**Goal:**
Would you copy out the whole listing exactly as given?

--- BEGIN Material for this exercise ---

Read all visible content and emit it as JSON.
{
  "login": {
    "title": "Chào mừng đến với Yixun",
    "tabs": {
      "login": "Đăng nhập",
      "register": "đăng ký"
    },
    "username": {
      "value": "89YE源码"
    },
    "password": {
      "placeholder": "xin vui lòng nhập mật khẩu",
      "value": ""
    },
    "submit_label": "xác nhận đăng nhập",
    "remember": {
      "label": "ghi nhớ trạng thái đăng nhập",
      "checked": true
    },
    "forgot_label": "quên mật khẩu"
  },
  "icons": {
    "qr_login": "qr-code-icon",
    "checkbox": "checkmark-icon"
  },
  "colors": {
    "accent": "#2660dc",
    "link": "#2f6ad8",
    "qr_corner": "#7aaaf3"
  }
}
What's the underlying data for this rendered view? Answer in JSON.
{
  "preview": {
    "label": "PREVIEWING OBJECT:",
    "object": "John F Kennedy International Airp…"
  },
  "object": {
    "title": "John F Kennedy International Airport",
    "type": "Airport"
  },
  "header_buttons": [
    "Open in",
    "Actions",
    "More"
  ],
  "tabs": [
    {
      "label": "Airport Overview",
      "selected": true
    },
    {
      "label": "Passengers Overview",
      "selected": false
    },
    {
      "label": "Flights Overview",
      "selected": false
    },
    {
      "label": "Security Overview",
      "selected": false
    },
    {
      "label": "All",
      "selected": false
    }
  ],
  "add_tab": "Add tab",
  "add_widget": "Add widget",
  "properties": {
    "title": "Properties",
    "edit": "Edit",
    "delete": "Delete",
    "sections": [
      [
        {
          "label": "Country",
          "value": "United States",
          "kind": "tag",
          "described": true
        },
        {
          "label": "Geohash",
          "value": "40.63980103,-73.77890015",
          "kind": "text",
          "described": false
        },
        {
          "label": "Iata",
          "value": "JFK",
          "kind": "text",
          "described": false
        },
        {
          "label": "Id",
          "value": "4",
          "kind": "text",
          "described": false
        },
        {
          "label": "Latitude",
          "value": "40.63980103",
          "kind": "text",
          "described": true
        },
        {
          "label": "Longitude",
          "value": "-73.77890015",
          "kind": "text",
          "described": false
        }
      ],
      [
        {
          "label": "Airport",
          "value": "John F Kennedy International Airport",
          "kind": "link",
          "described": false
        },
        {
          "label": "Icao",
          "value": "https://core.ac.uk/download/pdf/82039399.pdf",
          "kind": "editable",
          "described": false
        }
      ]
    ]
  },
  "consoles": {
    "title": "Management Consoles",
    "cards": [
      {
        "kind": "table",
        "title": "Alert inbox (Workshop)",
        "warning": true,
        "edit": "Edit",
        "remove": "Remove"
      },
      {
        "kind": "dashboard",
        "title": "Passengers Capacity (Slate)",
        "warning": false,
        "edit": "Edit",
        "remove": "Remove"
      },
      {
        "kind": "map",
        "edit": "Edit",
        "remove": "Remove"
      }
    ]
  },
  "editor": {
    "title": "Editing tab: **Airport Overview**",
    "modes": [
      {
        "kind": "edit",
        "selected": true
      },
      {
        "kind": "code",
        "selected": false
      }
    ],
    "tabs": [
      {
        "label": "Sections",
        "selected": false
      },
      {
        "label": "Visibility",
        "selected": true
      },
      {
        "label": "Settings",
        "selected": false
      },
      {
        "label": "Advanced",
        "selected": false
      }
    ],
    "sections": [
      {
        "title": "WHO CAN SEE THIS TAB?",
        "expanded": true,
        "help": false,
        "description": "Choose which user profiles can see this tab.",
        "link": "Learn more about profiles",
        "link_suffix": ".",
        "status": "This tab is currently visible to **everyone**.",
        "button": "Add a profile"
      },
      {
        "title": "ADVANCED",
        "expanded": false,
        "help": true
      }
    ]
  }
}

--- END Material for this exercise ---

**Result for this task:**
Read all visible content and emit it as JSON.
{
  "login": {
    "title": "Chào mừng đến với Yixun",
    "tabs": {
      "login": "Đăng nhập",
      "register": "đăng ký"
    },
    "username": {
      "value": "89YE源码"
    },
    "password": {
      "placeholder": "xin vui lòng nhập mật khẩu",
      "value": ""
    },
    "submit_label": "xác nhận đăng nhập",
    "remember": {
      "label": "ghi nhớ trạng thái đăng nhập",
      "checked": true
    },
    "forgot_label": "quên mật khẩu"
  },
  "icons": {
    "qr_login": "qr-code-icon",
    "checkbox": "checkmark-icon"
  },
  "colors": {
    "accent": "#2660dc",
    "link": "#2f6ad8",
    "qr_corner": "#7aaaf3"
  }
}
What's the underlying data for this rendered view? Answer in JSON.
{
  "preview": {
    "label": "PREVIEWING OBJECT:",
    "object": "John F Kennedy International Airp…"
  },
  "object": {
    "title": "John F Kennedy International Airport",
    "type": "Airport"
  },
  "header_buttons": [
    "Open in",
    "Actions",
    "More"
  ],
  "tabs": [
    {
      "label": "Airport Overview",
      "selected": true
    },
    {
      "label": "Passengers Overview",
      "selected": false
    },
    {
      "label": "Flights Overview",
      "selected": false
    },
    {
      "label": "Security Overview",
      "selected": false
    },
    {
      "label": "All",
      "selected": false
    }
  ],
  "add_tab": "Add tab",
  "add_widget": "Add widget",
  "properties": {
    "title": "Properties",
    "edit": "Edit",
    "delete": "Delete",
    "sections": [
      [
        {
          "label": "Country",
          "value": "United States",
          "kind": "tag",
          "described": true
        },
        {
          "label": "Geohash",
          "value": "40.63980103,-73.77890015",
          "kind": "text",
          "described": false
        },
        {
          "label": "Iata",
          "value": "JFK",
          "kind": "text",
          "described": false
        },
        {
          "label": "Id",
          "value": "4",
          "kind": "text",
          "described": false
        },
        {
          "label": "Latitude",
          "value": "40.63980103",
          "kind": "text",
          "described": true
        },
        {
          "label": "Longitude",
          "value": "-73.77890015",
          "kind": "text",
          "described": false
        }
      ],
      [
        {
          "label": "Airport",
          "value": "John F Kennedy International Airport",
          "kind": "link",
          "described": false
        },
        {
          "label": "Icao",
          "value": "https://core.ac.uk/download/pdf/82039399.pdf",
          "kind": "editable",
          "described": false
        }
      ]
    ]
  },
  "consoles": {
    "title": "Management Consoles",
    "cards": [
      {
        "kind": "table",
        "title": "Alert inbox (Workshop)",
        "warning": true,
        "edit": "Edit",
        "remove": "Remove"
      },
      {
        "kind": "dashboard",
        "title": "Passengers Capacity (Slate)",
        "warning": false,
        "edit": "Edit",
        "remove": "Remove"
      },
      {
        "kind": "map",
        "edit": "Edit",
        "remove": "Remove"
      }
    ]
  },
  "editor": {
    "title": "Editing tab: **Airport Overview**",
    "modes": [
      {
        "kind": "edit",
        "selected": true
      },
      {
        "kind": "code",
        "selected": false
      }
    ],
    "tabs": [
      {
        "label": "Sections",
        "selected": false
      },
      {
        "label": "Visibility",
        "selected": true
      },
      {
        "label": "Settings",
        "selected": false
      },
      {
        "label": "Advanced",
        "selected": false
      }
    ],
    "sections": [
      {
        "title": "WHO CAN SEE THIS TAB?",
        "expanded": true,
        "help": false,
        "description": "Choose which user profiles can see this tab.",
        "link": "Learn more about profiles",
        "link_suffix": ".",
        "status": "This tab is currently visible to **everyone**.",
        "button": "Add a profile"
      },
      {
        "title": "ADVANCED",
        "expanded": false,
        "help": true
      }
    ]
  }
}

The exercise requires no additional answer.